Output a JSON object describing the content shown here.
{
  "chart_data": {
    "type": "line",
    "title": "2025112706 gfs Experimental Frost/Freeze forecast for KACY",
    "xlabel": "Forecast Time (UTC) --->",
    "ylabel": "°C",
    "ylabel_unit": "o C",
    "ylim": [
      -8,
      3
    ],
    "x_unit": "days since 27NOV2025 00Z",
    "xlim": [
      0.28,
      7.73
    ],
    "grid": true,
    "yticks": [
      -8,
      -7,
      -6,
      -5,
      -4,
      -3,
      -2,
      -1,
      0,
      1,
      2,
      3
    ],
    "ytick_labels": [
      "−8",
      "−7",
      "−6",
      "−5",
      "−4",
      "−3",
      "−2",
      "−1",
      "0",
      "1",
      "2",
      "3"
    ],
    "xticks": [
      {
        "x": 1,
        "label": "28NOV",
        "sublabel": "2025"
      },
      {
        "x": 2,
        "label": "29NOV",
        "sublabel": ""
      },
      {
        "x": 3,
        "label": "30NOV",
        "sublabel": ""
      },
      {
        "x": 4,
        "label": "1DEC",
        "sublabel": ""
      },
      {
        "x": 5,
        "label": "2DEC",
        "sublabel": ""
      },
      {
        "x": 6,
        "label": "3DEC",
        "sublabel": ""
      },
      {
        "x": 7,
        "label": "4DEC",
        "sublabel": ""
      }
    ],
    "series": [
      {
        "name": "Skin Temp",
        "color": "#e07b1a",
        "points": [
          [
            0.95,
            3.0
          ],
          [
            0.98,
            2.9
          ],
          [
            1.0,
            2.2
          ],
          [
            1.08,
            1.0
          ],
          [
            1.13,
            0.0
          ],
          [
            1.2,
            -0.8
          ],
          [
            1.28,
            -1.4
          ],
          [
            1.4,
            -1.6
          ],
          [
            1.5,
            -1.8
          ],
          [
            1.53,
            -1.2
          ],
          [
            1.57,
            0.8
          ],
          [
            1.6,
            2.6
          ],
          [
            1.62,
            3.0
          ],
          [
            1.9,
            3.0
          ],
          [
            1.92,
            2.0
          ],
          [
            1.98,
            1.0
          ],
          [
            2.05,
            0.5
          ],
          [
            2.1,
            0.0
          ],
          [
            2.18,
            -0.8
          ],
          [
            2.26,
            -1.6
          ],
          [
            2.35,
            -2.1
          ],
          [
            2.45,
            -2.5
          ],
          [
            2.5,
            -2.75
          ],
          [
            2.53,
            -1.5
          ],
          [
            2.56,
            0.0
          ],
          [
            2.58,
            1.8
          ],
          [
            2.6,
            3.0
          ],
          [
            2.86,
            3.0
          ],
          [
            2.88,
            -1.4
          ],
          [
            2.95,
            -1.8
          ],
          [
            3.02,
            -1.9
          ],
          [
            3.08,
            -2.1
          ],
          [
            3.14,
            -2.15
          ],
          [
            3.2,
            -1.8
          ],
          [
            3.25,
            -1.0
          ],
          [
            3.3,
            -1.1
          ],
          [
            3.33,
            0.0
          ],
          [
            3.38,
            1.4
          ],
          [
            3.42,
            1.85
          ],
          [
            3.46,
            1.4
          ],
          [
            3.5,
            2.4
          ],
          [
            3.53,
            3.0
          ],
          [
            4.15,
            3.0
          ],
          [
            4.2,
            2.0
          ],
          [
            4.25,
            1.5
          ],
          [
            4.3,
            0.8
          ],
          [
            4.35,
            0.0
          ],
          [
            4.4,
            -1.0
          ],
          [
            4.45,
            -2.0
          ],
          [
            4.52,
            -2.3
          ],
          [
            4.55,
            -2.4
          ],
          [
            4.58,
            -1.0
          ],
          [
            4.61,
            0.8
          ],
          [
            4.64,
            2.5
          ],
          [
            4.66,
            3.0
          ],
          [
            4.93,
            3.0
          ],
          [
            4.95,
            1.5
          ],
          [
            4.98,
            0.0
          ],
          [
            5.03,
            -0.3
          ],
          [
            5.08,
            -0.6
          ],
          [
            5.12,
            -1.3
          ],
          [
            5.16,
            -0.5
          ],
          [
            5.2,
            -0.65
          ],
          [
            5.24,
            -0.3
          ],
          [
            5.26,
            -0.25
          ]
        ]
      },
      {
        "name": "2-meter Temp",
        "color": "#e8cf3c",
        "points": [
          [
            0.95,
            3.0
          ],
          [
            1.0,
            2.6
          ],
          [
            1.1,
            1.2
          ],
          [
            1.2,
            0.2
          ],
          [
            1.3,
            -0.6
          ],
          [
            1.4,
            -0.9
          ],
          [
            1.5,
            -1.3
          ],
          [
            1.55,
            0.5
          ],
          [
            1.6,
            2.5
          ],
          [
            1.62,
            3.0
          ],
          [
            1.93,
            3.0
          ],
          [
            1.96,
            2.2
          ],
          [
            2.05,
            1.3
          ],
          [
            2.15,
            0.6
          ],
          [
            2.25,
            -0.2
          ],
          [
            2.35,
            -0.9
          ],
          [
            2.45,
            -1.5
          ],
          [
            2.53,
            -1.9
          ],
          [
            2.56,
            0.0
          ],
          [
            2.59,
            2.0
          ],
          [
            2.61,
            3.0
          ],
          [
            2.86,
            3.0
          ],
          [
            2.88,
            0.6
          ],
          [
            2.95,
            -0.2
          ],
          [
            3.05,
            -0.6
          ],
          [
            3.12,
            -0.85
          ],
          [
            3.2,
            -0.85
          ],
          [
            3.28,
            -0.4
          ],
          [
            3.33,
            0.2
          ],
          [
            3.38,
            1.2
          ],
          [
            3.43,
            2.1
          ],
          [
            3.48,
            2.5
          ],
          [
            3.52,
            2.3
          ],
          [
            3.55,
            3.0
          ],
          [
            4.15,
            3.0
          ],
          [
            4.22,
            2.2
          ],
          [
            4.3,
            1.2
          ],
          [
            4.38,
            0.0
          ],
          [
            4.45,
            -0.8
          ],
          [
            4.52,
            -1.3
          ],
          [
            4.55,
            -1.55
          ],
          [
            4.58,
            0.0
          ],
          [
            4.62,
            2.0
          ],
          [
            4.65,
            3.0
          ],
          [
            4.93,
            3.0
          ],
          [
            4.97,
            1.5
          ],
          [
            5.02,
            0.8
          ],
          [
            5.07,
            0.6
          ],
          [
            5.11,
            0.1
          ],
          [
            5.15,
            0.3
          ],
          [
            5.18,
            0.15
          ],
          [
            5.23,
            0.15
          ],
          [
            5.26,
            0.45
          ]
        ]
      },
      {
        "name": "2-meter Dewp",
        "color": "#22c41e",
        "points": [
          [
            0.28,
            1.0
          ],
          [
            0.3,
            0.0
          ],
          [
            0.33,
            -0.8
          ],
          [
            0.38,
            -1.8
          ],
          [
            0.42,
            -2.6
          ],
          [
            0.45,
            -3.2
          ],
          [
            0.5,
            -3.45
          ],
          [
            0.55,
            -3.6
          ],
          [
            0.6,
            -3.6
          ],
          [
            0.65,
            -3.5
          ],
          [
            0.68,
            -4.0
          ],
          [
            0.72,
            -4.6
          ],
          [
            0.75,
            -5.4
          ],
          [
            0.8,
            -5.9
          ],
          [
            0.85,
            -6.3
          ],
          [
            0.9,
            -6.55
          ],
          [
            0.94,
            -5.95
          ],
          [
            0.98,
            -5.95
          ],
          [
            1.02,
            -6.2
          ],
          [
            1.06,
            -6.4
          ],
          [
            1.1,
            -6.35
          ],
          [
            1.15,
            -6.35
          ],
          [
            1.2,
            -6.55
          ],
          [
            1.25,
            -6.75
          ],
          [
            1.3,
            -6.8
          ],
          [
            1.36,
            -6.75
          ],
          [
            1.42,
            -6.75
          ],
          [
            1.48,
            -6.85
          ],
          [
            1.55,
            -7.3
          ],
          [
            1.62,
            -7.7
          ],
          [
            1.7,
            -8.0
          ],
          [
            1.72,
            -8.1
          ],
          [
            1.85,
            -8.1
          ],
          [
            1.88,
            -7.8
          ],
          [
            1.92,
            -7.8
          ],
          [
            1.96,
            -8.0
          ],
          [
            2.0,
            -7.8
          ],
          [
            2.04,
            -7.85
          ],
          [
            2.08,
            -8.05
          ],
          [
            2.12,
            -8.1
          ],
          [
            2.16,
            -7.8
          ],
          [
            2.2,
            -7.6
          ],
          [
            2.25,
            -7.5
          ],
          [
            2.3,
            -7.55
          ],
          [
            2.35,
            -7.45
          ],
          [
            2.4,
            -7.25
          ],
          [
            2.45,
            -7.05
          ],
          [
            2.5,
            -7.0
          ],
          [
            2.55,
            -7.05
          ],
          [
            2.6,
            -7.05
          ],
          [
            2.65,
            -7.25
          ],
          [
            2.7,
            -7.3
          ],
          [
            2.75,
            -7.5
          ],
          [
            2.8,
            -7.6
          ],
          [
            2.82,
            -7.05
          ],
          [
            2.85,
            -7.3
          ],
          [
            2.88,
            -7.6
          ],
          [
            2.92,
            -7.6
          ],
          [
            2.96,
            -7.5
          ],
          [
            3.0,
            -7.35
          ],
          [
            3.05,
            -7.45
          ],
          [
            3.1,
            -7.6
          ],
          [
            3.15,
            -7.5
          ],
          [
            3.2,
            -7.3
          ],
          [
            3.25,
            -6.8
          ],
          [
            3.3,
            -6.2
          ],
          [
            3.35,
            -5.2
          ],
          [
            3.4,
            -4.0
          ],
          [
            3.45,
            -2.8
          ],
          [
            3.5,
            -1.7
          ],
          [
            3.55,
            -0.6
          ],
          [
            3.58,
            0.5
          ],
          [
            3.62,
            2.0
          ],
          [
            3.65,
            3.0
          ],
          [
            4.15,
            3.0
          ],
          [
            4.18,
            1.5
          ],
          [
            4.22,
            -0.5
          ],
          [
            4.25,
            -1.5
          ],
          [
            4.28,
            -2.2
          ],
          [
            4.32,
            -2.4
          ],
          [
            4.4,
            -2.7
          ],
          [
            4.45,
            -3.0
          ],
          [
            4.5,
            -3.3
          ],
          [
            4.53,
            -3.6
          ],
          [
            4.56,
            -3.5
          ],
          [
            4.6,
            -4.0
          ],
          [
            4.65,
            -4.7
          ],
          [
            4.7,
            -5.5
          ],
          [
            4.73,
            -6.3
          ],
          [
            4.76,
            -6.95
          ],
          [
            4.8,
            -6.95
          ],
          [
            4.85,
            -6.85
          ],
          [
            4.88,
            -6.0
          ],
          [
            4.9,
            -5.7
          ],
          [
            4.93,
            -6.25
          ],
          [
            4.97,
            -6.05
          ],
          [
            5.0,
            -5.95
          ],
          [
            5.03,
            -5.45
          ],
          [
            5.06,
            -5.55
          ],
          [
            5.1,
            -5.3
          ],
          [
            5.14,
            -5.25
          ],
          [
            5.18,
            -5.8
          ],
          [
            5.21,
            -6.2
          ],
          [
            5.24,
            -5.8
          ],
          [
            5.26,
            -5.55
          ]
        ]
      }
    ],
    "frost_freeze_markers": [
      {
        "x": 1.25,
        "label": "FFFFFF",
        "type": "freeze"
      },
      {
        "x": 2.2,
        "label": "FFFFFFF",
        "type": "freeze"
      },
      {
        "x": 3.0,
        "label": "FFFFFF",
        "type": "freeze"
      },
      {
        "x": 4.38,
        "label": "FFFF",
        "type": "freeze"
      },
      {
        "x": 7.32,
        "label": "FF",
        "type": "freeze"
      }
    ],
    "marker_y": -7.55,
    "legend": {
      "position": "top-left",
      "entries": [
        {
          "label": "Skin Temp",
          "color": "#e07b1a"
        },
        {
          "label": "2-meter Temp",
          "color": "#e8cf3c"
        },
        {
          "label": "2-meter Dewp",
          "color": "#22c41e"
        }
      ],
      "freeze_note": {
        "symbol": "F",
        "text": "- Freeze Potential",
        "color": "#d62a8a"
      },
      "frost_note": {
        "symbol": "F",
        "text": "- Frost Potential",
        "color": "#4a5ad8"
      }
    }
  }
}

◆ ◆ ◆

Copy out the lines that hold "meter".

> **Solution**
        "name": "2-meter Temp",
        "name": "2-meter Dewp",
          "label": "2-meter Temp",
          "label": "2-meter Dewp",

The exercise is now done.